## Start

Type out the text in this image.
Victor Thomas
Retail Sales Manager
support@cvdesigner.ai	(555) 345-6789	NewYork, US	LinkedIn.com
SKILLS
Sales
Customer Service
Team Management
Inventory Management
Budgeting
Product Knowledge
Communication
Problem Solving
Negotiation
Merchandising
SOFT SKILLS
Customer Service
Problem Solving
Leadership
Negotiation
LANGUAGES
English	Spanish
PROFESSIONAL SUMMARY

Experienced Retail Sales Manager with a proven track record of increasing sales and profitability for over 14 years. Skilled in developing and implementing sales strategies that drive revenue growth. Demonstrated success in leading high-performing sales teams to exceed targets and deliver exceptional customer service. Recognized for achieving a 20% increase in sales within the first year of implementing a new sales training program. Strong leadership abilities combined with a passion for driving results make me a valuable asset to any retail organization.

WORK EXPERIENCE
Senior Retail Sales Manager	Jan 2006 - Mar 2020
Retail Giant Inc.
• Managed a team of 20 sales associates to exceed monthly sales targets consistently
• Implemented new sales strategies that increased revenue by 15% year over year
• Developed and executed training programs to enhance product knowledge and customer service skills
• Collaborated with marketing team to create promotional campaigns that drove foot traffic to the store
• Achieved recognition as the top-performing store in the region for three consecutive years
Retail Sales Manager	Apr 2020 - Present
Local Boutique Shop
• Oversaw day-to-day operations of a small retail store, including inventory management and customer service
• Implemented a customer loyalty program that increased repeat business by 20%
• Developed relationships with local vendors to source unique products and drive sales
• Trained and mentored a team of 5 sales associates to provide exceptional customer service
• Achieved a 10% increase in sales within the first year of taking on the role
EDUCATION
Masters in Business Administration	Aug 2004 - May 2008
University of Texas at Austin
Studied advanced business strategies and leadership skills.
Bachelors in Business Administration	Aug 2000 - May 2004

## End

▸ **Given task**: Each record above should be output again exactly.

▸ **Answer**:
Type out the text in this image.
Victor Thomas
Retail Sales Manager
support@cvdesigner.ai	(555) 345-6789	NewYork, US	LinkedIn.com
SKILLS
Sales
Customer Service
Team Management
Inventory Management
Budgeting
Product Knowledge
Communication
Problem Solving
Negotiation
Merchandising
SOFT SKILLS
Customer Service
Problem Solving
Leadership
Negotiation
LANGUAGES
English	Spanish
PROFESSIONAL SUMMARY

Experienced Retail Sales Manager with a proven track record of increasing sales and profitability for over 14 years. Skilled in developing and implementing sales strategies that drive revenue growth. Demonstrated success in leading high-performing sales teams to exceed targets and deliver exceptional customer service. Recognized for achieving a 20% increase in sales within the first year of implementing a new sales training program. Strong leadership abilities combined with a passion for driving results make me a valuable asset to any retail organization.

WORK EXPERIENCE
Senior Retail Sales Manager	Jan 2006 - Mar 2020
Retail Giant Inc.
• Managed a team of 20 sales associates to exceed monthly sales targets consistently
• Implemented new sales strategies that increased revenue by 15% year over year
• Developed and executed training programs to enhance product knowledge and customer service skills
• Collaborated with marketing team to create promotional campaigns that drove foot traffic to the store
• Achieved recognition as the top-performing store in the region for three consecutive years
Retail Sales Manager	Apr 2020 - Present
Local Boutique Shop
• Oversaw day-to-day operations of a small retail store, including inventory management and customer service
• Implemented a customer loyalty program that increased repeat business by 20%
• Developed relationships with local vendors to source unique products and drive sales
• Trained and mentored a team of 5 sales associates to provide exceptional customer service
• Achieved a 10% increase in sales within the first year of taking on the role
EDUCATION
Masters in Business Administration	Aug 2004 - May 2008
University of Texas at Austin
Studied advanced business strategies and leadership skills.
Bachelors in Business Administration	Aug 2000 - May 2004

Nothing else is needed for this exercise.